Start The data
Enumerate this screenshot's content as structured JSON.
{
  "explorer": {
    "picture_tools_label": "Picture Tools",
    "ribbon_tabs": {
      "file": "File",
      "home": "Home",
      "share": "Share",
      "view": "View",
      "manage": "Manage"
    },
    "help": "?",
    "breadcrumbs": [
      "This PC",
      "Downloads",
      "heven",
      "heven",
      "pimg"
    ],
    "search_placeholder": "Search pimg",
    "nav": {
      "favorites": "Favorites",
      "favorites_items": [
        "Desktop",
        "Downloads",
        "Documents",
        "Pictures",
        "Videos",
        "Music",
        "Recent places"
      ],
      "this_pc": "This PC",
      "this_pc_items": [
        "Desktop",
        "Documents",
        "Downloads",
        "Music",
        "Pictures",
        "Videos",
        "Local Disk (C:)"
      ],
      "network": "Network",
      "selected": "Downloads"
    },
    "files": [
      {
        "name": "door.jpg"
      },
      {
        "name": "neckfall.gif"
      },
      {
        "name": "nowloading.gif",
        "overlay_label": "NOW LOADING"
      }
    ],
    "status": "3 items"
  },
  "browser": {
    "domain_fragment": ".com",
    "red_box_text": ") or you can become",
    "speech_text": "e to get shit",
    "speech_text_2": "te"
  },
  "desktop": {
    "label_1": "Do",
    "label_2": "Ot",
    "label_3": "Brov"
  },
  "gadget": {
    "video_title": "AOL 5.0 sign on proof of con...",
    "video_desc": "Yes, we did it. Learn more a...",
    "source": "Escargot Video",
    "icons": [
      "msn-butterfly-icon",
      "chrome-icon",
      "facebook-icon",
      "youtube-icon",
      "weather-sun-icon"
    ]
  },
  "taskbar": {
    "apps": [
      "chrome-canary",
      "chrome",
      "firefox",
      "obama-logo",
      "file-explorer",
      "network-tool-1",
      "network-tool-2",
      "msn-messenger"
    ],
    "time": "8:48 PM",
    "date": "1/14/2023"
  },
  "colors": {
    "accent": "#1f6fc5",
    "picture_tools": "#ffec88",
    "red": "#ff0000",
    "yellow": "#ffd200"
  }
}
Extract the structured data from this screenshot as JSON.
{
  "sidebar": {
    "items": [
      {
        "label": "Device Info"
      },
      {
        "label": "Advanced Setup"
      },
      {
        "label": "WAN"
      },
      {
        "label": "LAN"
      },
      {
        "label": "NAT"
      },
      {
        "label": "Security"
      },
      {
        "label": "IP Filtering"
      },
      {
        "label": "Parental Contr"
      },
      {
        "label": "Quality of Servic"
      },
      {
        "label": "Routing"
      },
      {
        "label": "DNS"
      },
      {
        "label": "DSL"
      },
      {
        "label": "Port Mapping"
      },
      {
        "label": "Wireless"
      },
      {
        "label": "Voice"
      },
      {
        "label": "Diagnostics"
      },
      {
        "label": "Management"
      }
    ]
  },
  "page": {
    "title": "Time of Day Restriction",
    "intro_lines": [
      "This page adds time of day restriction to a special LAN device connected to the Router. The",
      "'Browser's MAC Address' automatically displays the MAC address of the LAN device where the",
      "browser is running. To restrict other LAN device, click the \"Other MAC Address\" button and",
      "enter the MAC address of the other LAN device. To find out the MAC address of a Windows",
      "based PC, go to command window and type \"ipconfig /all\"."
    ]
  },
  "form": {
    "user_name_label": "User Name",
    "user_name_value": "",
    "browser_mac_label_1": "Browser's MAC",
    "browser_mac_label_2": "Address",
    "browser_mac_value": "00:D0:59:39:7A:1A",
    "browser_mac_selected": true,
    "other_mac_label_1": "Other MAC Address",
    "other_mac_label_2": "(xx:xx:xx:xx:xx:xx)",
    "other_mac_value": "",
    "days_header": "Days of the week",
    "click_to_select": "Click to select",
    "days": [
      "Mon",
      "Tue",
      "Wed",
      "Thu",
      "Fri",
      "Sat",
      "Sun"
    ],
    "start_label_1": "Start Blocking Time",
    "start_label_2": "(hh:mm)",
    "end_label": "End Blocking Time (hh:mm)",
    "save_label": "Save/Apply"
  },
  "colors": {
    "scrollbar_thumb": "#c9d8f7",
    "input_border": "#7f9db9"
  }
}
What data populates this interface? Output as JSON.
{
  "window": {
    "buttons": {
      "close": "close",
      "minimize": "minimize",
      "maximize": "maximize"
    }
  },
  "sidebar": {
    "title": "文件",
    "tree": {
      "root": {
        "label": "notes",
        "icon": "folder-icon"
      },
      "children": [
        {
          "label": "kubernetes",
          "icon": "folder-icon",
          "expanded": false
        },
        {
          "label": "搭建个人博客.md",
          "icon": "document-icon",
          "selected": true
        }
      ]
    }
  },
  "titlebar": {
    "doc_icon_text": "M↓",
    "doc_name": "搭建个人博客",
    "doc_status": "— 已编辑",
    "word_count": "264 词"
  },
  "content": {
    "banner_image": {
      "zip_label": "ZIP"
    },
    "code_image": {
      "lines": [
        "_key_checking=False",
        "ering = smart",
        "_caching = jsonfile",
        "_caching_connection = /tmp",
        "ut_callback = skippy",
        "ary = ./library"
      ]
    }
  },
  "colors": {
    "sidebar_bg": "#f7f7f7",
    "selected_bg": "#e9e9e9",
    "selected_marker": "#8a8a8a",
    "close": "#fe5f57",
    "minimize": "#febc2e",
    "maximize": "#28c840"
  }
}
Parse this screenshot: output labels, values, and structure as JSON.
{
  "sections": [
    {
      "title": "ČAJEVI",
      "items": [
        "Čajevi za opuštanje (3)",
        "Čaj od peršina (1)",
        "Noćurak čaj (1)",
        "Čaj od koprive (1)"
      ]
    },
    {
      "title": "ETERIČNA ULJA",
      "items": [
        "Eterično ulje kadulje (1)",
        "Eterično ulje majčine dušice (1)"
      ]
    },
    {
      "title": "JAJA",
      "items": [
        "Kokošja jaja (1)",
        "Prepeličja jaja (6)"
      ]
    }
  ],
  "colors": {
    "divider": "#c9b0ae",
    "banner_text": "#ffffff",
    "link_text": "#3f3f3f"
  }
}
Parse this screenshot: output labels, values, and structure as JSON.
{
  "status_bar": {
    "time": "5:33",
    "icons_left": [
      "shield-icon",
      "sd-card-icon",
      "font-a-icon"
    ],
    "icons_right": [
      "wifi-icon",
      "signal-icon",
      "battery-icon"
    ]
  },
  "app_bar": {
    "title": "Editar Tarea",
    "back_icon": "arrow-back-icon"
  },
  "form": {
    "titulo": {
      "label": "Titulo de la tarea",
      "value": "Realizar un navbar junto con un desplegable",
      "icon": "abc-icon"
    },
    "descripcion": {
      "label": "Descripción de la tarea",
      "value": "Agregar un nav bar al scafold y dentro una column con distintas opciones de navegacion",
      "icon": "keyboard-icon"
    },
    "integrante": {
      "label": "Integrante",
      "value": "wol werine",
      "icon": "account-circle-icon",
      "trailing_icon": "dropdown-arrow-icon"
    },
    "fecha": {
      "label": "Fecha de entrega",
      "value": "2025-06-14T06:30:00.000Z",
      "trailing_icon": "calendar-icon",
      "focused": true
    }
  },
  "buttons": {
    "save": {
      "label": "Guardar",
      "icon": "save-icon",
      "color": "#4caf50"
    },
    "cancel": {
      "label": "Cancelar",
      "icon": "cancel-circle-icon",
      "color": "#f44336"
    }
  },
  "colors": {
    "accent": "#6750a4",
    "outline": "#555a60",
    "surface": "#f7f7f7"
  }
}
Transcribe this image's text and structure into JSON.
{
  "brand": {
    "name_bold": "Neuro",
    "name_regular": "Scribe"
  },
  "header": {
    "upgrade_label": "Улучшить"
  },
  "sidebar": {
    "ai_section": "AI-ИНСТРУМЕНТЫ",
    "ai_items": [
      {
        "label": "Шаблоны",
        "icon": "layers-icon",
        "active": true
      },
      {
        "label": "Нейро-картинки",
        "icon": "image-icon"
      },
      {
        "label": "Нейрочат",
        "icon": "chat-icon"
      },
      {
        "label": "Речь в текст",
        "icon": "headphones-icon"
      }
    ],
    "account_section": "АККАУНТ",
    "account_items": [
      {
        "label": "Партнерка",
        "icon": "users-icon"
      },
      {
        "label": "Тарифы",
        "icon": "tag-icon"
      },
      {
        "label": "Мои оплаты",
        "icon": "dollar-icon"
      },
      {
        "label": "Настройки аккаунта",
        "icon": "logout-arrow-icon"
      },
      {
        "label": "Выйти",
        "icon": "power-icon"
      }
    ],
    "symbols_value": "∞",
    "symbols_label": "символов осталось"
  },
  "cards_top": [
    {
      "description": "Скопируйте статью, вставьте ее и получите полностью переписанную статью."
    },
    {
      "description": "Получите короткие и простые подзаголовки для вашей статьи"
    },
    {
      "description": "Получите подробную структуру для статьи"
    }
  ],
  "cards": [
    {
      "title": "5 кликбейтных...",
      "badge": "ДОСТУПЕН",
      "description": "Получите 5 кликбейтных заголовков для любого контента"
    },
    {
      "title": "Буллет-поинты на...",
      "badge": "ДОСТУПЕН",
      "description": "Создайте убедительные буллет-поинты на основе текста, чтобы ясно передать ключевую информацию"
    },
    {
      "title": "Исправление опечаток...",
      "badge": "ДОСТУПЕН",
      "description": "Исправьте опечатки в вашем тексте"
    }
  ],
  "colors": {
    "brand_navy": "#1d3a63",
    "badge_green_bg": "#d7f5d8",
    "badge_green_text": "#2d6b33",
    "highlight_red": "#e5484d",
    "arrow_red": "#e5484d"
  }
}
End The data
→ Your instructions
Only a number is wanted here: how many lines in the data above include the string "ulje"?

→ Result below
2